>> START Material provided
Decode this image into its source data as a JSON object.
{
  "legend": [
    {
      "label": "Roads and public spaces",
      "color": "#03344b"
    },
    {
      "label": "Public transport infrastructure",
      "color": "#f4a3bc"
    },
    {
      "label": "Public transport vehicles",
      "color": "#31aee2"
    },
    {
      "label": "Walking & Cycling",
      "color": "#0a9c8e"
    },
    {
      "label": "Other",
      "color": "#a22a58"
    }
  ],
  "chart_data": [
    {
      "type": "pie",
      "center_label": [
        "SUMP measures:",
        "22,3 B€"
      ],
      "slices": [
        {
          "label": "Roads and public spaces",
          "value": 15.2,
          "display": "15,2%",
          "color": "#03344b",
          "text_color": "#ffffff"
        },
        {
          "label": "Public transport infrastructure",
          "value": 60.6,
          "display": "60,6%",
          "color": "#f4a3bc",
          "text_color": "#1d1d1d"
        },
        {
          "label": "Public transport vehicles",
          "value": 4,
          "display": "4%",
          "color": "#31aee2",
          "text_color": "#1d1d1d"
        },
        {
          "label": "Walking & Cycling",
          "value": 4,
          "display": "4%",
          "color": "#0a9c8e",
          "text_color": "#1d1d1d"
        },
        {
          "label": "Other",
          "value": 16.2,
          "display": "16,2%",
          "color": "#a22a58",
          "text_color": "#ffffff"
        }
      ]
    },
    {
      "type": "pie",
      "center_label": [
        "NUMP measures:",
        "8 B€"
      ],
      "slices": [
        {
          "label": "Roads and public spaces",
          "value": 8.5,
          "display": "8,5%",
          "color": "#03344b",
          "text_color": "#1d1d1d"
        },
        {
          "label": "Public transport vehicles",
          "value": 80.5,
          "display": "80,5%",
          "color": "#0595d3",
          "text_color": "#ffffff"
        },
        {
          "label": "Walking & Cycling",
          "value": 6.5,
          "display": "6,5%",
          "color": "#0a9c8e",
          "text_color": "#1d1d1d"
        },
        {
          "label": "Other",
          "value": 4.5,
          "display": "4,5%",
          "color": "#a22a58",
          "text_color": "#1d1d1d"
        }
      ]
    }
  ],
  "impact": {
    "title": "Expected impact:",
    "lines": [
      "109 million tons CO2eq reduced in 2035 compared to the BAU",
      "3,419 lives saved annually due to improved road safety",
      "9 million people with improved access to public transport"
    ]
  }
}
>> END Material provided
### What the exercise asks
Take the data above and return it exactly.

### Expected answer
Decode this image into its source data as a JSON object.
{
  "legend": [
    {
      "label": "Roads and public spaces",
      "color": "#03344b"
    },
    {
      "label": "Public transport infrastructure",
      "color": "#f4a3bc"
    },
    {
      "label": "Public transport vehicles",
      "color": "#31aee2"
    },
    {
      "label": "Walking & Cycling",
      "color": "#0a9c8e"
    },
    {
      "label": "Other",
      "color": "#a22a58"
    }
  ],
  "chart_data": [
    {
      "type": "pie",
      "center_label": [
        "SUMP measures:",
        "22,3 B€"
      ],
      "slices": [
        {
          "label": "Roads and public spaces",
          "value": 15.2,
          "display": "15,2%",
          "color": "#03344b",
          "text_color": "#ffffff"
        },
        {
          "label": "Public transport infrastructure",
          "value": 60.6,
          "display": "60,6%",
          "color": "#f4a3bc",
          "text_color": "#1d1d1d"
        },
        {
          "label": "Public transport vehicles",
          "value": 4,
          "display": "4%",
          "color": "#31aee2",
          "text_color": "#1d1d1d"
        },
        {
          "label": "Walking & Cycling",
          "value": 4,
          "display": "4%",
          "color": "#0a9c8e",
          "text_color": "#1d1d1d"
        },
        {
          "label": "Other",
          "value": 16.2,
          "display": "16,2%",
          "color": "#a22a58",
          "text_color": "#ffffff"
        }
      ]
    },
    {
      "type": "pie",
      "center_label": [
        "NUMP measures:",
        "8 B€"
      ],
      "slices": [
        {
          "label": "Roads and public spaces",
          "value": 8.5,
          "display": "8,5%",
          "color": "#03344b",
          "text_color": "#1d1d1d"
        },
        {
          "label": "Public transport vehicles",
          "value": 80.5,
          "display": "80,5%",
          "color": "#0595d3",
          "text_color": "#ffffff"
        },
        {
          "label": "Walking & Cycling",
          "value": 6.5,
          "display": "6,5%",
          "color": "#0a9c8e",
          "text_color": "#1d1d1d"
        },
        {
          "label": "Other",
          "value": 4.5,
          "display": "4,5%",
          "color": "#a22a58",
          "text_color": "#1d1d1d"
        }
      ]
    }
  ],
  "impact": {
    "title": "Expected impact:",
    "lines": [
      "109 million tons CO2eq reduced in 2035 compared to the BAU",
      "3,419 lives saved annually due to improved road safety",
      "9 million people with improved access to public transport"
    ]
  }
}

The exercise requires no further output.